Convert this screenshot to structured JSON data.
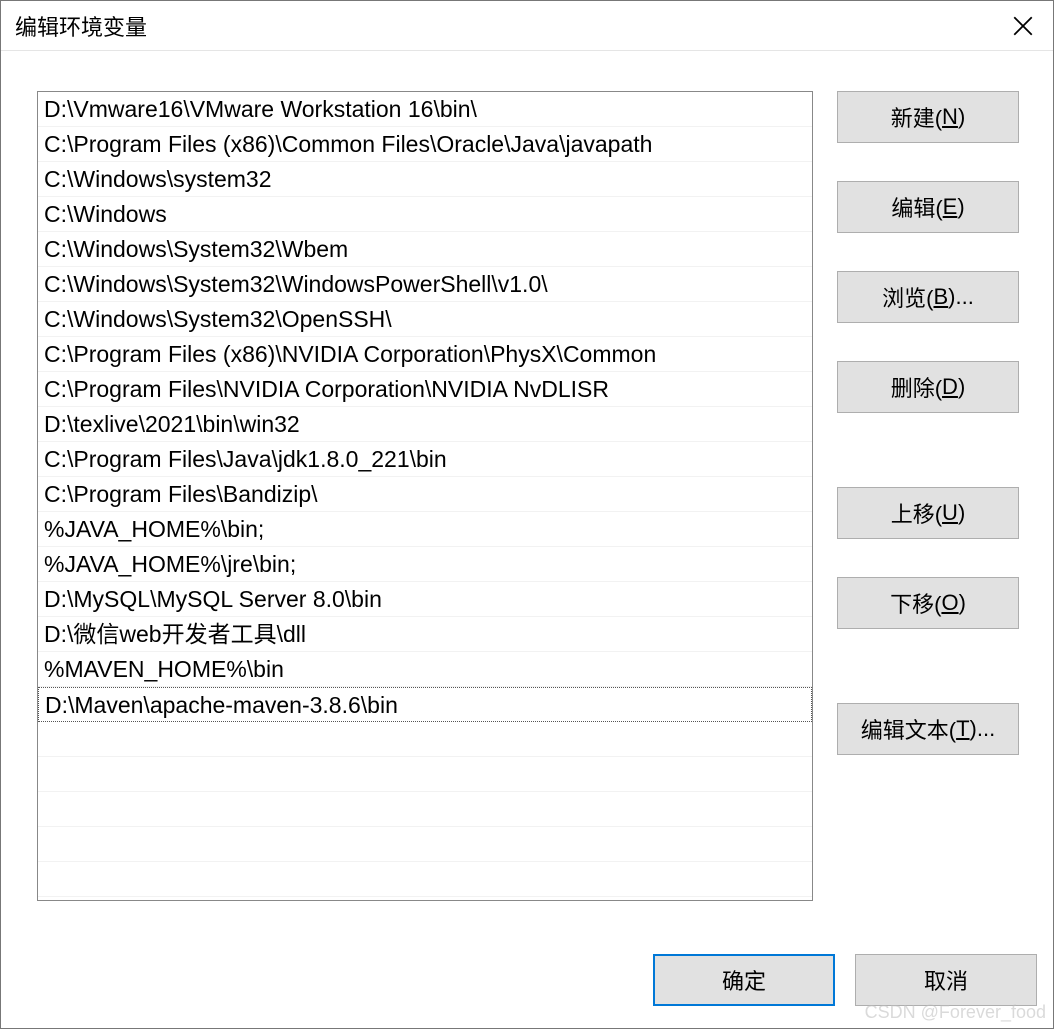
{
  "window": {
    "title": "编辑环境变量"
  },
  "list": {
    "items": [
      "D:\\Vmware16\\VMware Workstation 16\\bin\\",
      "C:\\Program Files (x86)\\Common Files\\Oracle\\Java\\javapath",
      "C:\\Windows\\system32",
      "C:\\Windows",
      "C:\\Windows\\System32\\Wbem",
      "C:\\Windows\\System32\\WindowsPowerShell\\v1.0\\",
      "C:\\Windows\\System32\\OpenSSH\\",
      "C:\\Program Files (x86)\\NVIDIA Corporation\\PhysX\\Common",
      "C:\\Program Files\\NVIDIA Corporation\\NVIDIA NvDLISR",
      "D:\\texlive\\2021\\bin\\win32",
      "C:\\Program Files\\Java\\jdk1.8.0_221\\bin",
      "C:\\Program Files\\Bandizip\\",
      "%JAVA_HOME%\\bin;",
      "%JAVA_HOME%\\jre\\bin;",
      "D:\\MySQL\\MySQL Server 8.0\\bin",
      "D:\\微信web开发者工具\\dll",
      "%MAVEN_HOME%\\bin",
      "D:\\Maven\\apache-maven-3.8.6\\bin"
    ],
    "selected_index": 17
  },
  "buttons": {
    "new_prefix": "新建(",
    "new_key": "N",
    "new_suffix": ")",
    "edit_prefix": "编辑(",
    "edit_key": "E",
    "edit_suffix": ")",
    "browse_prefix": "浏览(",
    "browse_key": "B",
    "browse_suffix": ")...",
    "delete_prefix": "删除(",
    "delete_key": "D",
    "delete_suffix": ")",
    "moveup_prefix": "上移(",
    "moveup_key": "U",
    "moveup_suffix": ")",
    "movedown_prefix": "下移(",
    "movedown_key": "O",
    "movedown_suffix": ")",
    "edittext_prefix": "编辑文本(",
    "edittext_key": "T",
    "edittext_suffix": ")...",
    "ok": "确定",
    "cancel": "取消"
  },
  "watermark": "CSDN @Forever_food"
}
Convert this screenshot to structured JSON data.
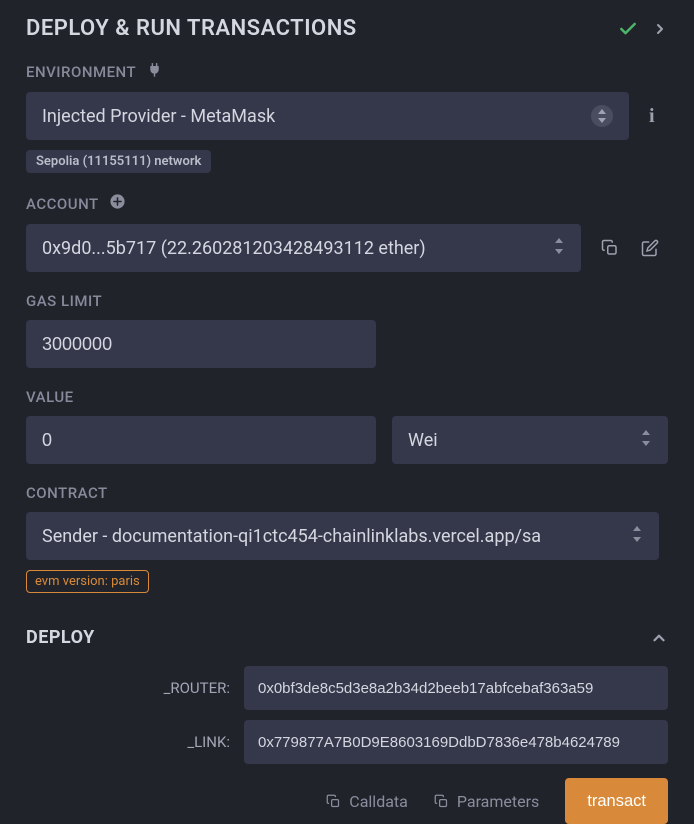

-.-.-

> GIVEN REQUEST:
Locate each line containing the string "Windows" and show it.

> OUTPUT BELOW:
      "C:\\Windows\\system32",
      "C:\\Windows",
      "C:\\Windows\\System32\\Wbem",
      "C:\\Windows\\System32\\WindowsPowerShell\\v1.0\\",
      "C:\\Windows\\System32\\OpenSSH\\",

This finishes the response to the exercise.